> **Work instructions**: Scan the listing below and copy every line holding "základě".

> **Stored data**:
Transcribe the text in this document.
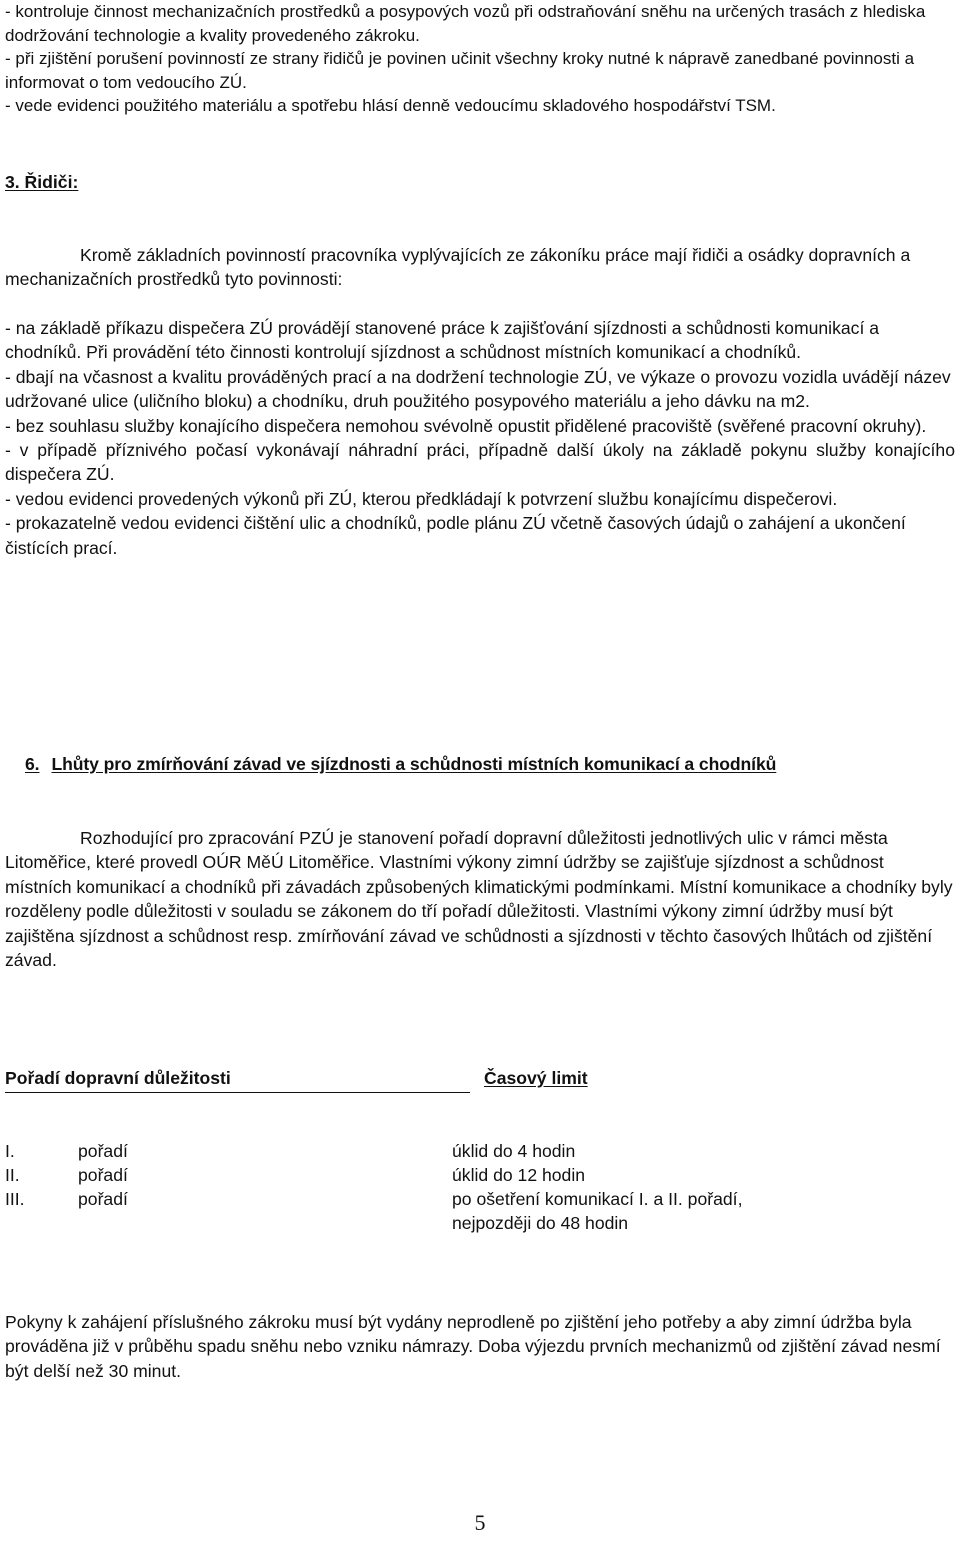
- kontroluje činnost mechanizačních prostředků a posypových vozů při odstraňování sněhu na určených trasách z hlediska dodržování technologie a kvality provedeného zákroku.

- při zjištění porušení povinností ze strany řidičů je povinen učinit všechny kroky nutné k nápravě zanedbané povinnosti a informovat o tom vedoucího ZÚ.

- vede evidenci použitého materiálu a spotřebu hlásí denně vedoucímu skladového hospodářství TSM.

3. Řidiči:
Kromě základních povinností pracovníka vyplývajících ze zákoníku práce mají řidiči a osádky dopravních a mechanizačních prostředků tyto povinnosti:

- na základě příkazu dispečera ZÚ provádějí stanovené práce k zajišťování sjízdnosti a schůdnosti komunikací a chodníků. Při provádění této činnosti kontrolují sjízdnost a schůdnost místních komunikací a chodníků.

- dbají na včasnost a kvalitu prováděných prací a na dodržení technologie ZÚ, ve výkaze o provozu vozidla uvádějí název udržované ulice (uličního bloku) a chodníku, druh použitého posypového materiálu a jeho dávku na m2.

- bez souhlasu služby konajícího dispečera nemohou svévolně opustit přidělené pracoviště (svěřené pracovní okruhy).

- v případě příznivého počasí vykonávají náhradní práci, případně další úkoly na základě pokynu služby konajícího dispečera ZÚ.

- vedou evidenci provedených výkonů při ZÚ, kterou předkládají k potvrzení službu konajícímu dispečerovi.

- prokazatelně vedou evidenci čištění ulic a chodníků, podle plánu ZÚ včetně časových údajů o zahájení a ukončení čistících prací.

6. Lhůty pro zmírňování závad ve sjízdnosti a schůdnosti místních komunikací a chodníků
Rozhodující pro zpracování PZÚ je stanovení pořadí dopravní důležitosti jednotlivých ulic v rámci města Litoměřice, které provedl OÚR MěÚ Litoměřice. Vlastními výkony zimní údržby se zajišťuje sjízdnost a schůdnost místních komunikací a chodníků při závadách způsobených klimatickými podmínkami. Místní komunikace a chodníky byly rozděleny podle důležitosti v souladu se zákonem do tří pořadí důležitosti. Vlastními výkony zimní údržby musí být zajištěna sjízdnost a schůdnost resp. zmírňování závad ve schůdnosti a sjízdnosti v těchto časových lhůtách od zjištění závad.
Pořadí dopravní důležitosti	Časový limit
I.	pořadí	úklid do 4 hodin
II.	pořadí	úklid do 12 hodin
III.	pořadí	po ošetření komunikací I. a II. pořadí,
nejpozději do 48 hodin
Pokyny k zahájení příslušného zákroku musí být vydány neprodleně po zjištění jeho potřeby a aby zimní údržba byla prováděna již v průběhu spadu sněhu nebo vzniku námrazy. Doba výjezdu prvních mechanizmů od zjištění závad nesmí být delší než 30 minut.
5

...

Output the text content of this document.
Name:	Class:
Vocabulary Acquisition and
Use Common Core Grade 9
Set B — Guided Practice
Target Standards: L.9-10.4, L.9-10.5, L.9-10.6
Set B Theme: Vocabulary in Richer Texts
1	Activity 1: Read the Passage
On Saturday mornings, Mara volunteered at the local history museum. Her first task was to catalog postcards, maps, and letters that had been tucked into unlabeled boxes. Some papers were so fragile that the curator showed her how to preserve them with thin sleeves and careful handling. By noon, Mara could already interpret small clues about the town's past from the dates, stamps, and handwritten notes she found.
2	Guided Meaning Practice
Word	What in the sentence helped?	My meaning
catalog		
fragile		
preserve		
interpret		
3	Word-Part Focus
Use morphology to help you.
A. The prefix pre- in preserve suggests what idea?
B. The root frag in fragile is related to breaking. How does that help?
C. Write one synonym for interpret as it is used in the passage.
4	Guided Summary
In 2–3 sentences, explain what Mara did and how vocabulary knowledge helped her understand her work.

> **Task answer**:
- na základě příkazu dispečera ZÚ provádějí stanovené práce k zajišťování sjízdnosti a schůdnosti komunikací a chodníků. Při provádění této činnosti kontrolují sjízdnost a schůdnost místních komunikací a chodníků.
- v případě příznivého počasí vykonávají náhradní práci, případně další úkoly na základě pokynu služby konajícího dispečera ZÚ.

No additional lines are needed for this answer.